- EXTRACTED RECORDS -
☆ ☆ ☆
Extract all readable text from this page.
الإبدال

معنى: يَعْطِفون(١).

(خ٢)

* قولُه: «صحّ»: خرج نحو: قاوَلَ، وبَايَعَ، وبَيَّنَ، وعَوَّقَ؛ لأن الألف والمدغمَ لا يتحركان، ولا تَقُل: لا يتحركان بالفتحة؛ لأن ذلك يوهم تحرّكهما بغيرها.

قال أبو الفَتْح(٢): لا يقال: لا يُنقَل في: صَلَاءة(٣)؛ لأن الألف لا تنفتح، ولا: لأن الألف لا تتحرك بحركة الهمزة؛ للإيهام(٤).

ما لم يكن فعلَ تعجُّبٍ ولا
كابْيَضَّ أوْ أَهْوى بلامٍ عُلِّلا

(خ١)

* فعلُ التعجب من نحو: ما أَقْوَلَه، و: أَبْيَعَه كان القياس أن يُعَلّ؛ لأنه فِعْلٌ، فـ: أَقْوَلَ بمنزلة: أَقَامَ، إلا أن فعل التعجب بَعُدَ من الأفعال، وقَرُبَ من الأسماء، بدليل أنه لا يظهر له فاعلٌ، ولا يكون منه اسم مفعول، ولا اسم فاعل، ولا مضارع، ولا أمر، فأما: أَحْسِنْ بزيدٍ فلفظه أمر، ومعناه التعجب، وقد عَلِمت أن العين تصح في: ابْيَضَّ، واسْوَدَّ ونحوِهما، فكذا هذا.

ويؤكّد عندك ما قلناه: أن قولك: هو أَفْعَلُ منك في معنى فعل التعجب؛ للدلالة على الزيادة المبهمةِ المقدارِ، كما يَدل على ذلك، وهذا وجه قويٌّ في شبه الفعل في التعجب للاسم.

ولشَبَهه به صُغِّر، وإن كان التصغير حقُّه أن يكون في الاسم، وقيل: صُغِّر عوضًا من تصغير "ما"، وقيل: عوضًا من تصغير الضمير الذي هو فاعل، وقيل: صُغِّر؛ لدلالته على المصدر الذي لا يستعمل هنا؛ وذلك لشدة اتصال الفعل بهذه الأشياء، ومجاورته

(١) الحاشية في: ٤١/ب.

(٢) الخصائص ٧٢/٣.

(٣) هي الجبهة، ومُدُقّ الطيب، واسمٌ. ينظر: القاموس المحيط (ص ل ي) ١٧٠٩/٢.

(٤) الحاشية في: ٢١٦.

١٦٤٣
☆ ☆ ☆
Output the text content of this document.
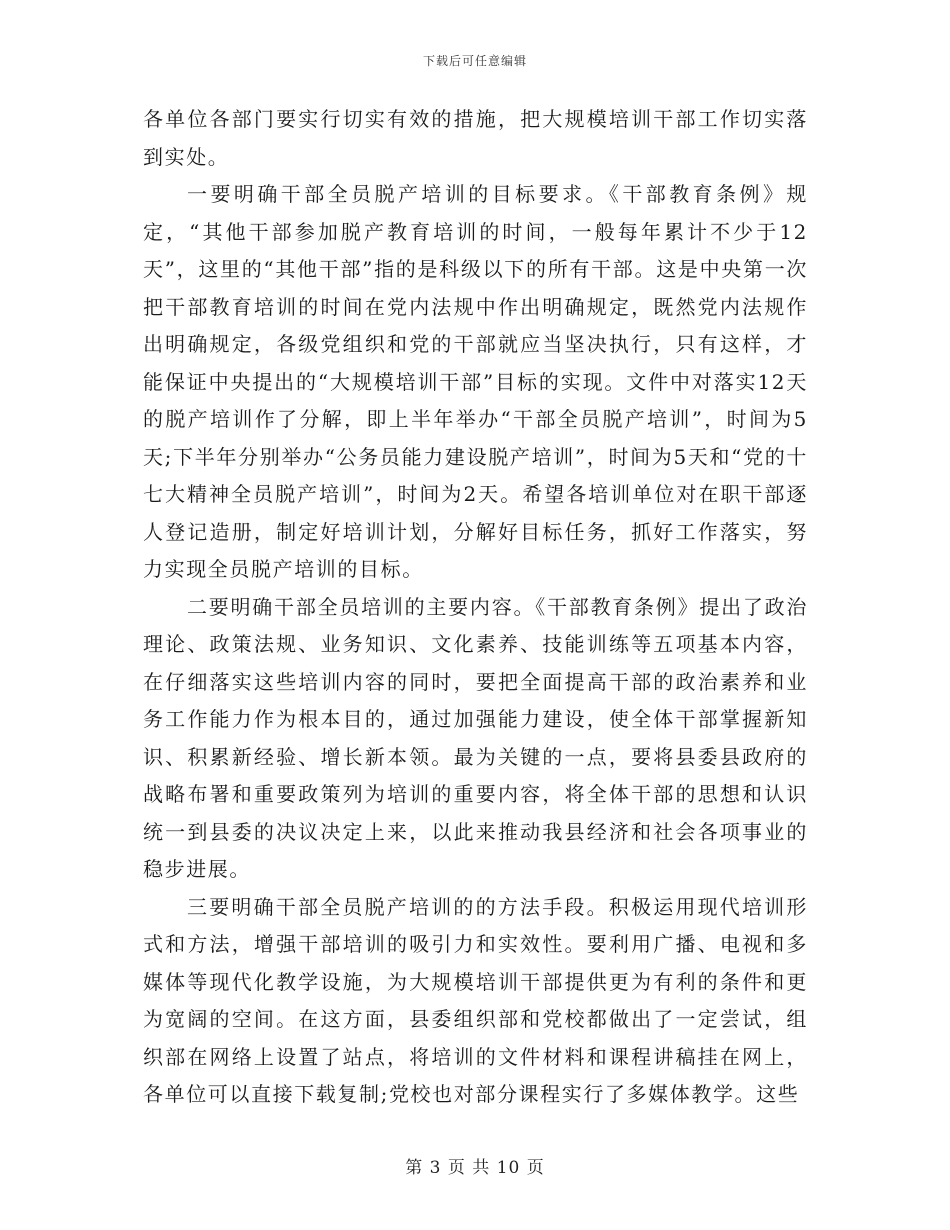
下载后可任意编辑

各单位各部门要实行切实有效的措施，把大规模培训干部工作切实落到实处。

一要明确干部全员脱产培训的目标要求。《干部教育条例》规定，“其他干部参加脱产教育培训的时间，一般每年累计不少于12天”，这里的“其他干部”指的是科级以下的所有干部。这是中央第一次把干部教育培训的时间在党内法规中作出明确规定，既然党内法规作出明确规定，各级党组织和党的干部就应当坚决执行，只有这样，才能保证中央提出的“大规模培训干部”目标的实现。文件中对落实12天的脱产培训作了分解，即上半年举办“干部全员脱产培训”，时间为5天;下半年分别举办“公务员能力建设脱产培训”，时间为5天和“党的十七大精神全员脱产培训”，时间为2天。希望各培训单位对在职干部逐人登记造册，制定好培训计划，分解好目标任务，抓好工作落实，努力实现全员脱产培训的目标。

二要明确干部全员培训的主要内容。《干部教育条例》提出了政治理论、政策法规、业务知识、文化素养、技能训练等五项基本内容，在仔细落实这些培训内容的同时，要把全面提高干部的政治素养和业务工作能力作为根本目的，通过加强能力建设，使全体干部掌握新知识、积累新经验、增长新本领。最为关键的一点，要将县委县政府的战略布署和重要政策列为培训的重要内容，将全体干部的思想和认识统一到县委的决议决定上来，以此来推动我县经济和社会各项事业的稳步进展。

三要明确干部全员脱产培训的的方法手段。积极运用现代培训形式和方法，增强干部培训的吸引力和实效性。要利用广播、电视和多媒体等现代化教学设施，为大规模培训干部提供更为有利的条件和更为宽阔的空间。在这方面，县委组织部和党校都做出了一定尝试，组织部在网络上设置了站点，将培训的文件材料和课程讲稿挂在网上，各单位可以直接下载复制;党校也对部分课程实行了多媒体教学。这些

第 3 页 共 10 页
☆ ☆ ☆
- WRITTEN EXERCISE -
Copy each line of the data above that holds "معنى".

- EXERCISE ANSWER -
معنى: يَعْطِفون(١).
ويؤكّد عندك ما قلناه: أن قولك: هو أَفْعَلُ منك في معنى فعل التعجب؛ للدلالة على الزيادة المبهمةِ المقدارِ، كما يَدل على ذلك، وهذا وجه قويٌّ في شبه الفعل في التعجب للاسم.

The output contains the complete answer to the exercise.